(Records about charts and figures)
※ ※ ※
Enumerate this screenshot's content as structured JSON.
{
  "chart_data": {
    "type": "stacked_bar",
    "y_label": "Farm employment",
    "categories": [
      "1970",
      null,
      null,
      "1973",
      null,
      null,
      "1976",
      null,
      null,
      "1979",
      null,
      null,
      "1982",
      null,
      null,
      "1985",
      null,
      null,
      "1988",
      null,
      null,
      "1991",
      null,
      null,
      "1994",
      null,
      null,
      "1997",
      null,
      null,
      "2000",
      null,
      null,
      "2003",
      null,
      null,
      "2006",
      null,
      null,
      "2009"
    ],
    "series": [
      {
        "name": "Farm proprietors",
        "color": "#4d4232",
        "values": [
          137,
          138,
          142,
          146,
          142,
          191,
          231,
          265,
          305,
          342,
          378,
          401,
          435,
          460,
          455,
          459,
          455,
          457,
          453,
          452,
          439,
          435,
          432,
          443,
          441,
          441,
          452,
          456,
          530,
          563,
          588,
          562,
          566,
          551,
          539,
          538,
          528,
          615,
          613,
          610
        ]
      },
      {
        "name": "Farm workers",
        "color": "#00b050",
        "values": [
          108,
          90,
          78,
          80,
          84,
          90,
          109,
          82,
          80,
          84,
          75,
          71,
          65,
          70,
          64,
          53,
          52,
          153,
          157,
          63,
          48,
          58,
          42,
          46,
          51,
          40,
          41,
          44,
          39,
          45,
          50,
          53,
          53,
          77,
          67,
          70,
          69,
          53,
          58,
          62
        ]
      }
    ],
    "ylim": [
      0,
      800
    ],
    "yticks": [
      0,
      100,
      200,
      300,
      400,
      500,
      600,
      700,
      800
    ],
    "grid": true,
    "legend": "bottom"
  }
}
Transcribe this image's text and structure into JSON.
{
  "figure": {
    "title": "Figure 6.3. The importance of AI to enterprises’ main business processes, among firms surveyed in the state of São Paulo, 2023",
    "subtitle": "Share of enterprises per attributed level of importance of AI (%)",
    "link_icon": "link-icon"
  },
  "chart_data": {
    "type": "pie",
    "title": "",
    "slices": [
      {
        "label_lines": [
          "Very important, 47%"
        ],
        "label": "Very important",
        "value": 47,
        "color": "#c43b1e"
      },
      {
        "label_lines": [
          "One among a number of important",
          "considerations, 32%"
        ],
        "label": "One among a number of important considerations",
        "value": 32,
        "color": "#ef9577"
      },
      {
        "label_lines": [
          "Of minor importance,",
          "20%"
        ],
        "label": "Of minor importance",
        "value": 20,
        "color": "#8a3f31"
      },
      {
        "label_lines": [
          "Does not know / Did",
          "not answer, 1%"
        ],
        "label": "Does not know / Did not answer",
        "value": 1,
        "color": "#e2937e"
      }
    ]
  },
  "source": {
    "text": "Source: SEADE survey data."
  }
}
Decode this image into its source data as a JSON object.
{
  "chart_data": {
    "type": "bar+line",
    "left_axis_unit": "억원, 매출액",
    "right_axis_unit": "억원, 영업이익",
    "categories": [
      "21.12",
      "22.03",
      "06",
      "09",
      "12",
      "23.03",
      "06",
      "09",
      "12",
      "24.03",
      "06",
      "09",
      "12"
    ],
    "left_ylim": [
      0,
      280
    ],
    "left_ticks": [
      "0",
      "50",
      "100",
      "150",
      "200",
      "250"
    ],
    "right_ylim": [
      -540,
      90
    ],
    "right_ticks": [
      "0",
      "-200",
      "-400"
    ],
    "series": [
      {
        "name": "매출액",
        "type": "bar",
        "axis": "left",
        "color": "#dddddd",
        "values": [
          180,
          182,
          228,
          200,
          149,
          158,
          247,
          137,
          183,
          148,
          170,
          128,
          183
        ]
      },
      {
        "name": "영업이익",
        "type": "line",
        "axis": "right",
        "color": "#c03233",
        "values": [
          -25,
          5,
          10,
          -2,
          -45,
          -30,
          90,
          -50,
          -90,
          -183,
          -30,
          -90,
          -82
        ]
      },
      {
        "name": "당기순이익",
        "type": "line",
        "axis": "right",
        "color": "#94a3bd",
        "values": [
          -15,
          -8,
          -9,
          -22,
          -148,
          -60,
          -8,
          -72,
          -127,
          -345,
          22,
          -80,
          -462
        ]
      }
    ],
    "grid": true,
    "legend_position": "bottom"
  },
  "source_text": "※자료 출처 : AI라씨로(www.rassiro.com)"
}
※ ※ ※
Output an exact copy of each record.

Enumerate this screenshot's content as structured JSON.
{
  "chart_data": {
    "type": "stacked_bar",
    "y_label": "Farm employment",
    "categories": [
      "1970",
      null,
      null,
      "1973",
      null,
      null,
      "1976",
      null,
      null,
      "1979",
      null,
      null,
      "1982",
      null,
      null,
      "1985",
      null,
      null,
      "1988",
      null,
      null,
      "1991",
      null,
      null,
      "1994",
      null,
      null,
      "1997",
      null,
      null,
      "2000",
      null,
      null,
      "2003",
      null,
      null,
      "2006",
      null,
      null,
      "2009"
    ],
    "series": [
      {
        "name": "Farm proprietors",
        "color": "#4d4232",
        "values": [
          137,
          138,
          142,
          146,
          142,
          191,
          231,
          265,
          305,
          342,
          378,
          401,
          435,
          460,
          455,
          459,
          455,
          457,
          453,
          452,
          439,
          435,
          432,
          443,
          441,
          441,
          452,
          456,
          530,
          563,
          588,
          562,
          566,
          551,
          539,
          538,
          528,
          615,
          613,
          610
        ]
      },
      {
        "name": "Farm workers",
        "color": "#00b050",
        "values": [
          108,
          90,
          78,
          80,
          84,
          90,
          109,
          82,
          80,
          84,
          75,
          71,
          65,
          70,
          64,
          53,
          52,
          153,
          157,
          63,
          48,
          58,
          42,
          46,
          51,
          40,
          41,
          44,
          39,
          45,
          50,
          53,
          53,
          77,
          67,
          70,
          69,
          53,
          58,
          62
        ]
      }
    ],
    "ylim": [
      0,
      800
    ],
    "yticks": [
      0,
      100,
      200,
      300,
      400,
      500,
      600,
      700,
      800
    ],
    "grid": true,
    "legend": "bottom"
  }
}
Transcribe this image's text and structure into JSON.
{
  "figure": {
    "title": "Figure 6.3. The importance of AI to enterprises’ main business processes, among firms surveyed in the state of São Paulo, 2023",
    "subtitle": "Share of enterprises per attributed level of importance of AI (%)",
    "link_icon": "link-icon"
  },
  "chart_data": {
    "type": "pie",
    "title": "",
    "slices": [
      {
        "label_lines": [
          "Very important, 47%"
        ],
        "label": "Very important",
        "value": 47,
        "color": "#c43b1e"
      },
      {
        "label_lines": [
          "One among a number of important",
          "considerations, 32%"
        ],
        "label": "One among a number of important considerations",
        "value": 32,
        "color": "#ef9577"
      },
      {
        "label_lines": [
          "Of minor importance,",
          "20%"
        ],
        "label": "Of minor importance",
        "value": 20,
        "color": "#8a3f31"
      },
      {
        "label_lines": [
          "Does not know / Did",
          "not answer, 1%"
        ],
        "label": "Does not know / Did not answer",
        "value": 1,
        "color": "#e2937e"
      }
    ]
  },
  "source": {
    "text": "Source: SEADE survey data."
  }
}
Decode this image into its source data as a JSON object.
{
  "chart_data": {
    "type": "bar+line",
    "left_axis_unit": "억원, 매출액",
    "right_axis_unit": "억원, 영업이익",
    "categories": [
      "21.12",
      "22.03",
      "06",
      "09",
      "12",
      "23.03",
      "06",
      "09",
      "12",
      "24.03",
      "06",
      "09",
      "12"
    ],
    "left_ylim": [
      0,
      280
    ],
    "left_ticks": [
      "0",
      "50",
      "100",
      "150",
      "200",
      "250"
    ],
    "right_ylim": [
      -540,
      90
    ],
    "right_ticks": [
      "0",
      "-200",
      "-400"
    ],
    "series": [
      {
        "name": "매출액",
        "type": "bar",
        "axis": "left",
        "color": "#dddddd",
        "values": [
          180,
          182,
          228,
          200,
          149,
          158,
          247,
          137,
          183,
          148,
          170,
          128,
          183
        ]
      },
      {
        "name": "영업이익",
        "type": "line",
        "axis": "right",
        "color": "#c03233",
        "values": [
          -25,
          5,
          10,
          -2,
          -45,
          -30,
          90,
          -50,
          -90,
          -183,
          -30,
          -90,
          -82
        ]
      },
      {
        "name": "당기순이익",
        "type": "line",
        "axis": "right",
        "color": "#94a3bd",
        "values": [
          -15,
          -8,
          -9,
          -22,
          -148,
          -60,
          -8,
          -72,
          -127,
          -345,
          22,
          -80,
          -462
        ]
      }
    ],
    "grid": true,
    "legend_position": "bottom"
  },
  "source_text": "※자료 출처 : AI라씨로(www.rassiro.com)"
}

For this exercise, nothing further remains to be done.